PROBLEM DESCRIPTION:
Review the listing and copy each line that holds the word "Mississippi".

DATASET ENTRIES:

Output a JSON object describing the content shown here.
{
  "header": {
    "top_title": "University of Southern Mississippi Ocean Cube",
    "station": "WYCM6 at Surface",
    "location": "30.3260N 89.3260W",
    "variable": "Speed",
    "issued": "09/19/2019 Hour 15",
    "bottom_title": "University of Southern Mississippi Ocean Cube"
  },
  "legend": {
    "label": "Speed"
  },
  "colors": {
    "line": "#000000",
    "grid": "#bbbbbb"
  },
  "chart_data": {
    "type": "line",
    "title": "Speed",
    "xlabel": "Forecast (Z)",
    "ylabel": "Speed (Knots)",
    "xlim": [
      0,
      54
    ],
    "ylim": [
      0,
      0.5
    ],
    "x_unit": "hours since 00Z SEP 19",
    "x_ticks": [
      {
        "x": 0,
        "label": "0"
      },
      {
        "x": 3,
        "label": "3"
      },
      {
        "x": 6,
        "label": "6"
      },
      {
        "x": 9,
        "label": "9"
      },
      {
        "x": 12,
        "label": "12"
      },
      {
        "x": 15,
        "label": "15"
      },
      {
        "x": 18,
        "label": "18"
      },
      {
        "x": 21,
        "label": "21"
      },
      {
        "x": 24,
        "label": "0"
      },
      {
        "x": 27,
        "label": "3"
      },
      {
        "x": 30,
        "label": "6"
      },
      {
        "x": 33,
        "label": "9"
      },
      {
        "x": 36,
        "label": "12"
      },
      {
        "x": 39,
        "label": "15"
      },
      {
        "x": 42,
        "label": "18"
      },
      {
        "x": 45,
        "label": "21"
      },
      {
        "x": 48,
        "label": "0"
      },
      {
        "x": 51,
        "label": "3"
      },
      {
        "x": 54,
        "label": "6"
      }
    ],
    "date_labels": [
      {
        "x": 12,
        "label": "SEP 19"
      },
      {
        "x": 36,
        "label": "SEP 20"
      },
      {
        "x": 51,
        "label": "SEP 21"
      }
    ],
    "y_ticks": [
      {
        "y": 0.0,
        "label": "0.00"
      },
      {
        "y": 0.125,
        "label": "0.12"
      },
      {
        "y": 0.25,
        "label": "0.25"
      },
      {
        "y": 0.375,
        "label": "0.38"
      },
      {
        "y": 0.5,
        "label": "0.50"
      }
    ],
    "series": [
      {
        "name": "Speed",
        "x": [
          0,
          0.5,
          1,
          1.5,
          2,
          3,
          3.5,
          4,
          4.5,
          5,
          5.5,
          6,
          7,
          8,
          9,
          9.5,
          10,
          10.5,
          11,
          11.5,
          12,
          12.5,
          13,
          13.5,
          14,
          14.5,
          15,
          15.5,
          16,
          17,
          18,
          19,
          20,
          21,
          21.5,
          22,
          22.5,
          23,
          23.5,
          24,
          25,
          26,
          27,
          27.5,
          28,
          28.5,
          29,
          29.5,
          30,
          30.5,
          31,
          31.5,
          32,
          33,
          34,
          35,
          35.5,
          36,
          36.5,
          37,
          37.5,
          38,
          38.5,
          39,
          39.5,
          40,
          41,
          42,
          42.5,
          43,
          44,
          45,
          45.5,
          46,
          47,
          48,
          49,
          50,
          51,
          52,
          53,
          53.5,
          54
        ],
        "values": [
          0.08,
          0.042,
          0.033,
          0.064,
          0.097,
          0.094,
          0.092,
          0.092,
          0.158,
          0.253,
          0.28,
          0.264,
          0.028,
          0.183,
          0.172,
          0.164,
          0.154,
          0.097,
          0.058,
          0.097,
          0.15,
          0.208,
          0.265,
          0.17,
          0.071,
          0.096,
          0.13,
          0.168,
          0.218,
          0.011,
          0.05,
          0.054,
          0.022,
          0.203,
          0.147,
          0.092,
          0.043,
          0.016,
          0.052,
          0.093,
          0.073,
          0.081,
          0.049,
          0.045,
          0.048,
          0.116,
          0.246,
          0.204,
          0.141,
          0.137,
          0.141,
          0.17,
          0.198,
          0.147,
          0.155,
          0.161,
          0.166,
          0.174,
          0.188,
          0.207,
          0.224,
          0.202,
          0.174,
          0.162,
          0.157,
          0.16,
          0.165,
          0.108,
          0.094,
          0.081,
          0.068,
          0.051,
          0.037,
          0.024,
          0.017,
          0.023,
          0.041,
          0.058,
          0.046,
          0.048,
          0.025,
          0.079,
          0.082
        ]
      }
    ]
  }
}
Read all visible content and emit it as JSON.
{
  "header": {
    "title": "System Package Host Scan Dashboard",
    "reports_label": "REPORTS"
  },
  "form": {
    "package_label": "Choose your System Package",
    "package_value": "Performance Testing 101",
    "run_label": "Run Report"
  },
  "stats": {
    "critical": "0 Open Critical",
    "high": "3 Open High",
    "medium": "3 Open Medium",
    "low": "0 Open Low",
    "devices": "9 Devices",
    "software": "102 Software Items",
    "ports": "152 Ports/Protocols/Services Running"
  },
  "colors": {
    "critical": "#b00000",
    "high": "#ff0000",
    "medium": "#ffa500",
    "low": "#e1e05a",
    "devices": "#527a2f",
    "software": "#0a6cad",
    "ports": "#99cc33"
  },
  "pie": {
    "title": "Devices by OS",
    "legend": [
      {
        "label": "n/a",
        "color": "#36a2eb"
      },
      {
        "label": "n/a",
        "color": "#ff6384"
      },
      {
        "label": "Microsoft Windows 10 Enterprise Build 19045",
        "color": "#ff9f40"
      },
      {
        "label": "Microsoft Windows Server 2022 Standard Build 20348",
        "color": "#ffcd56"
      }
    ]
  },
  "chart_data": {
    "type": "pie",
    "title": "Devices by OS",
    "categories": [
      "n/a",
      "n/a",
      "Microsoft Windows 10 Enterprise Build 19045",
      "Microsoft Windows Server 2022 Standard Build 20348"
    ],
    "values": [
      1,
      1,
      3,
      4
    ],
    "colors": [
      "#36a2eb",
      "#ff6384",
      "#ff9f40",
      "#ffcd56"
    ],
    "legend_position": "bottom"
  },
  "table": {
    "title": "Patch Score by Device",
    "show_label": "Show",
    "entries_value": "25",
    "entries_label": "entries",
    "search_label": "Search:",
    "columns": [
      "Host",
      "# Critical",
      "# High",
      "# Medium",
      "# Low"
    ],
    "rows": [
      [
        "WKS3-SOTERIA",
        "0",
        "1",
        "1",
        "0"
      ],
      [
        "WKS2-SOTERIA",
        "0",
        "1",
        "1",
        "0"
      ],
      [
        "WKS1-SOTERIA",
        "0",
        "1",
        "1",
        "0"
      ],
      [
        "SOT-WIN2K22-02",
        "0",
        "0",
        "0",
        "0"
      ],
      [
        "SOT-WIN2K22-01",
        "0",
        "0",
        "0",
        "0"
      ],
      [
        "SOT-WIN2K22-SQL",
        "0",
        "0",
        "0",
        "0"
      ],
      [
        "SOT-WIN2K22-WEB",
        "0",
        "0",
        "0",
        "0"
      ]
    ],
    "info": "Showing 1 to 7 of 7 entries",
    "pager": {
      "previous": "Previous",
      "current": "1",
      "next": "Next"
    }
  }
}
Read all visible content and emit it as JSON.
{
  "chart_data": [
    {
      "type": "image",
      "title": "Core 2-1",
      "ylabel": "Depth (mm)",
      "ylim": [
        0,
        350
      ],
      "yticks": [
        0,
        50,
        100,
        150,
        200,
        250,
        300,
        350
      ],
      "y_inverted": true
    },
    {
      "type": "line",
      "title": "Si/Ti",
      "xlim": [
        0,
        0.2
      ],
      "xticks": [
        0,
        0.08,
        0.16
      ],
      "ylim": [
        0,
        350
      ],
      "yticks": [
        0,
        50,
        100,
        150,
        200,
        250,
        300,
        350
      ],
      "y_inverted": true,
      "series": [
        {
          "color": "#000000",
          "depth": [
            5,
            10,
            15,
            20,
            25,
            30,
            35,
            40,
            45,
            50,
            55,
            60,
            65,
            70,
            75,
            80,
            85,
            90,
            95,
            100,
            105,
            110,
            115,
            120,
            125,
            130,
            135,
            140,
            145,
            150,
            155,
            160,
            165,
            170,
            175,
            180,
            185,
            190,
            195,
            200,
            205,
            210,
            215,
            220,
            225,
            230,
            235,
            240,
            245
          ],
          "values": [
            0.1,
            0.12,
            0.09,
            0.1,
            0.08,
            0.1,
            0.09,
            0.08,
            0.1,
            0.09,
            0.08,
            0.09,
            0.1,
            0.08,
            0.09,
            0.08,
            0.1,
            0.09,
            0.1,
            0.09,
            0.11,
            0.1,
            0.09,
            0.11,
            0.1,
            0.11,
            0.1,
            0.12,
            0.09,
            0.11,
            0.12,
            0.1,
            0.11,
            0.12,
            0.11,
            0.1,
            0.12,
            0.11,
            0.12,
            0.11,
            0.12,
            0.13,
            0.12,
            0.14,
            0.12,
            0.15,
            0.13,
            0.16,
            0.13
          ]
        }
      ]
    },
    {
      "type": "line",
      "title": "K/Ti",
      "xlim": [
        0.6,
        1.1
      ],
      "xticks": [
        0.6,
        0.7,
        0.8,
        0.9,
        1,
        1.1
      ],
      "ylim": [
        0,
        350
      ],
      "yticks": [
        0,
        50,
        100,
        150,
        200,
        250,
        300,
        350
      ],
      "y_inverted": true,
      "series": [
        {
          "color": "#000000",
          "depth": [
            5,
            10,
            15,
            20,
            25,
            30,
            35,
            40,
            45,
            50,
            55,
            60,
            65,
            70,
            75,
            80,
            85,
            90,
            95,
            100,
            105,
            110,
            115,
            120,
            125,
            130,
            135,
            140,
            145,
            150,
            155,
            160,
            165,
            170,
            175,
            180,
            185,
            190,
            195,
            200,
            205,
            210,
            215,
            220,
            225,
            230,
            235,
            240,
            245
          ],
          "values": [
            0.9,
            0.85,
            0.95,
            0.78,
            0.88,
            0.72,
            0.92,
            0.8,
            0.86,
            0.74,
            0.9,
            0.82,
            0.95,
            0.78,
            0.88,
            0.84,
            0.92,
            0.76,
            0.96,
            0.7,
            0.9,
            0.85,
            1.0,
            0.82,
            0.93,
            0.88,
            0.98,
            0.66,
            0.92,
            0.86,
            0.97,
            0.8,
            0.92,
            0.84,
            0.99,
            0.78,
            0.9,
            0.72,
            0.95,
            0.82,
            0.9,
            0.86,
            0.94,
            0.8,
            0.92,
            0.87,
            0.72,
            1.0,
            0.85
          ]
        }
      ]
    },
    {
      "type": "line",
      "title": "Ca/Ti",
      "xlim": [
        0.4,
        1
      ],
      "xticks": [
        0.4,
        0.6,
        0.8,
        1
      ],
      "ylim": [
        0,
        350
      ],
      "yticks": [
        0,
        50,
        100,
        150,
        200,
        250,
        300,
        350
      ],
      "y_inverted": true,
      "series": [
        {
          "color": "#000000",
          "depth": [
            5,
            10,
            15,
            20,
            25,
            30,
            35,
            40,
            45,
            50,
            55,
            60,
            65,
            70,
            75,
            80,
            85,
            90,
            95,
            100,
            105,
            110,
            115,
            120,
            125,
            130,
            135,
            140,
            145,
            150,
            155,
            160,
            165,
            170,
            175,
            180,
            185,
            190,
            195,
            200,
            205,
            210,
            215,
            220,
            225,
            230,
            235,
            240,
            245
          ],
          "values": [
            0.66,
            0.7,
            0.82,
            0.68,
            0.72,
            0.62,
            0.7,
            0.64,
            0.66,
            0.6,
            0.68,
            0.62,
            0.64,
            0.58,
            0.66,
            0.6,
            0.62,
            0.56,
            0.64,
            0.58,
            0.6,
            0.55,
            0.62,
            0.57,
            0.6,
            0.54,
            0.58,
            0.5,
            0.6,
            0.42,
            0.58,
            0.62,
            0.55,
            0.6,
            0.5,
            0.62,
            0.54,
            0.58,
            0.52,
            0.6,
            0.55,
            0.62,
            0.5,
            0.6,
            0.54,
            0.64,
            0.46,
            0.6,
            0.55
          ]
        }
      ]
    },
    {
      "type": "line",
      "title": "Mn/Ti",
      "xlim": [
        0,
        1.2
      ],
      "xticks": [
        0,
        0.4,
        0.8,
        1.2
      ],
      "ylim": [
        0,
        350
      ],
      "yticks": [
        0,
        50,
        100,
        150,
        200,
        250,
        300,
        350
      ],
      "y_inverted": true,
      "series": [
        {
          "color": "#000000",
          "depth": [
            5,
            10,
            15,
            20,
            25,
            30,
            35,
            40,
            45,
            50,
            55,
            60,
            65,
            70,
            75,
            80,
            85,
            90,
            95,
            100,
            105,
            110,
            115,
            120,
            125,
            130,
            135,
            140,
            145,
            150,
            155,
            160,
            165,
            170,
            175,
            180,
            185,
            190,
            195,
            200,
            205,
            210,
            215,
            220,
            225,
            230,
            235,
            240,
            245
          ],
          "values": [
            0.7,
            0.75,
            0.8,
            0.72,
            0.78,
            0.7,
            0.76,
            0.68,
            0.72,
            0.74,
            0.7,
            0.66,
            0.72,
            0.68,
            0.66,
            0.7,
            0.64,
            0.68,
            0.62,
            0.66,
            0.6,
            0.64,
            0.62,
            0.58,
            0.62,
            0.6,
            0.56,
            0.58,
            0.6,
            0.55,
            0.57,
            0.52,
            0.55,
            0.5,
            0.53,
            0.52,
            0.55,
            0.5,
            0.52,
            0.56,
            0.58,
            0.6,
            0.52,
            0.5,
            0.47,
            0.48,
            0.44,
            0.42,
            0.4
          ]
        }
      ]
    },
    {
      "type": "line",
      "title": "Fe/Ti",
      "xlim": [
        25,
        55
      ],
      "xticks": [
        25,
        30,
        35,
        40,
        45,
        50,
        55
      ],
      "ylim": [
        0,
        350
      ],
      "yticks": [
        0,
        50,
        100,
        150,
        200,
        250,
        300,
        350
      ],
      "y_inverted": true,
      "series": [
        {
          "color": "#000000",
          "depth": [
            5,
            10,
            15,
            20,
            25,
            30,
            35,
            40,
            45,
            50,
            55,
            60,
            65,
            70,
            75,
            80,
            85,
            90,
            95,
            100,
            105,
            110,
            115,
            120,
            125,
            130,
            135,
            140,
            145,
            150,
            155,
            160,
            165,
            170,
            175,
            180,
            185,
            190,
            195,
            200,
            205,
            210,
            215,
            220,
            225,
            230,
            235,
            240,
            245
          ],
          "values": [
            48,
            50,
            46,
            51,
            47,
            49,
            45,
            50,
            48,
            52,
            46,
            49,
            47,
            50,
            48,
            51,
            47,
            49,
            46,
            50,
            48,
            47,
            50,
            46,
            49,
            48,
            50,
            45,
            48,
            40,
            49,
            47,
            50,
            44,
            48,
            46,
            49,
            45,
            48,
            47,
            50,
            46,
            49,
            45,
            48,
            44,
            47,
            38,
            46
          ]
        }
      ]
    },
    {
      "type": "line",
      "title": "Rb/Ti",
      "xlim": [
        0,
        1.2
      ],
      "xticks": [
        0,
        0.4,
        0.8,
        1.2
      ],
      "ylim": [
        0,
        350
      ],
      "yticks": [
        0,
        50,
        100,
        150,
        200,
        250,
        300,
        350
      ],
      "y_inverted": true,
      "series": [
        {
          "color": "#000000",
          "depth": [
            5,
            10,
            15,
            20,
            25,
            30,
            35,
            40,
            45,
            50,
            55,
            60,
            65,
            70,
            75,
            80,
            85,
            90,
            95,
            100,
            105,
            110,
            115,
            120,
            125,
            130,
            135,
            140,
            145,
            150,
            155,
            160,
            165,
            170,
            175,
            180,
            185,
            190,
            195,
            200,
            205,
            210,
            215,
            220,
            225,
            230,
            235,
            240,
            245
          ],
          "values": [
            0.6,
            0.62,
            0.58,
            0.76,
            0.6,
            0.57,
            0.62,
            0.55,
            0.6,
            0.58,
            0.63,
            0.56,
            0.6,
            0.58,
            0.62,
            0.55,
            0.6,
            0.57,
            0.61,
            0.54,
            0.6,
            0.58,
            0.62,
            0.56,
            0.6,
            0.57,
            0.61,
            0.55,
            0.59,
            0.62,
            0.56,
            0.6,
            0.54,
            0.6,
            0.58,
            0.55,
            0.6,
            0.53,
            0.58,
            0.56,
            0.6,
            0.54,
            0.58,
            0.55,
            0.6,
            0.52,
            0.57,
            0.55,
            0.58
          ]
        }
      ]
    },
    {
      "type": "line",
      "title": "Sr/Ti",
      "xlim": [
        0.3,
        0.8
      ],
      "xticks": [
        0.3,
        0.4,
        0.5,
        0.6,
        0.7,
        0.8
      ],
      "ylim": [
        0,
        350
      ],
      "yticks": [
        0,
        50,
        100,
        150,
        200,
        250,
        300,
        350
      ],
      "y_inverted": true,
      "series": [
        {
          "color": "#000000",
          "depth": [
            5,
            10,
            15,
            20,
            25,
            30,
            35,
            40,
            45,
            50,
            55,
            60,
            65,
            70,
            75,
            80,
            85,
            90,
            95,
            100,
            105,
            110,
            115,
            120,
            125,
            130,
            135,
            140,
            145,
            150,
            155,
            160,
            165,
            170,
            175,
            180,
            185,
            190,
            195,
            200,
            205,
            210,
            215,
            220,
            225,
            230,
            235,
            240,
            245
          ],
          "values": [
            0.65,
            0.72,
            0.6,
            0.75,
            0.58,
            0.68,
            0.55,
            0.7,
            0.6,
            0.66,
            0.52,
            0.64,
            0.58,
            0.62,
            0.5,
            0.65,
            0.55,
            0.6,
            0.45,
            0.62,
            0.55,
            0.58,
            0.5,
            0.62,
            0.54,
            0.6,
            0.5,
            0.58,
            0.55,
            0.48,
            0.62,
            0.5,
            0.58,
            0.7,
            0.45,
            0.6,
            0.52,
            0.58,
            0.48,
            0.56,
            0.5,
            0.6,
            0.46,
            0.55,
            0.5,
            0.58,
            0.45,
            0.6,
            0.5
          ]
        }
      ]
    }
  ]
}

SOLUTION FOR THIS TASK:
    "top_title": "University of Southern Mississippi Ocean Cube",
    "bottom_title": "University of Southern Mississippi Ocean Cube"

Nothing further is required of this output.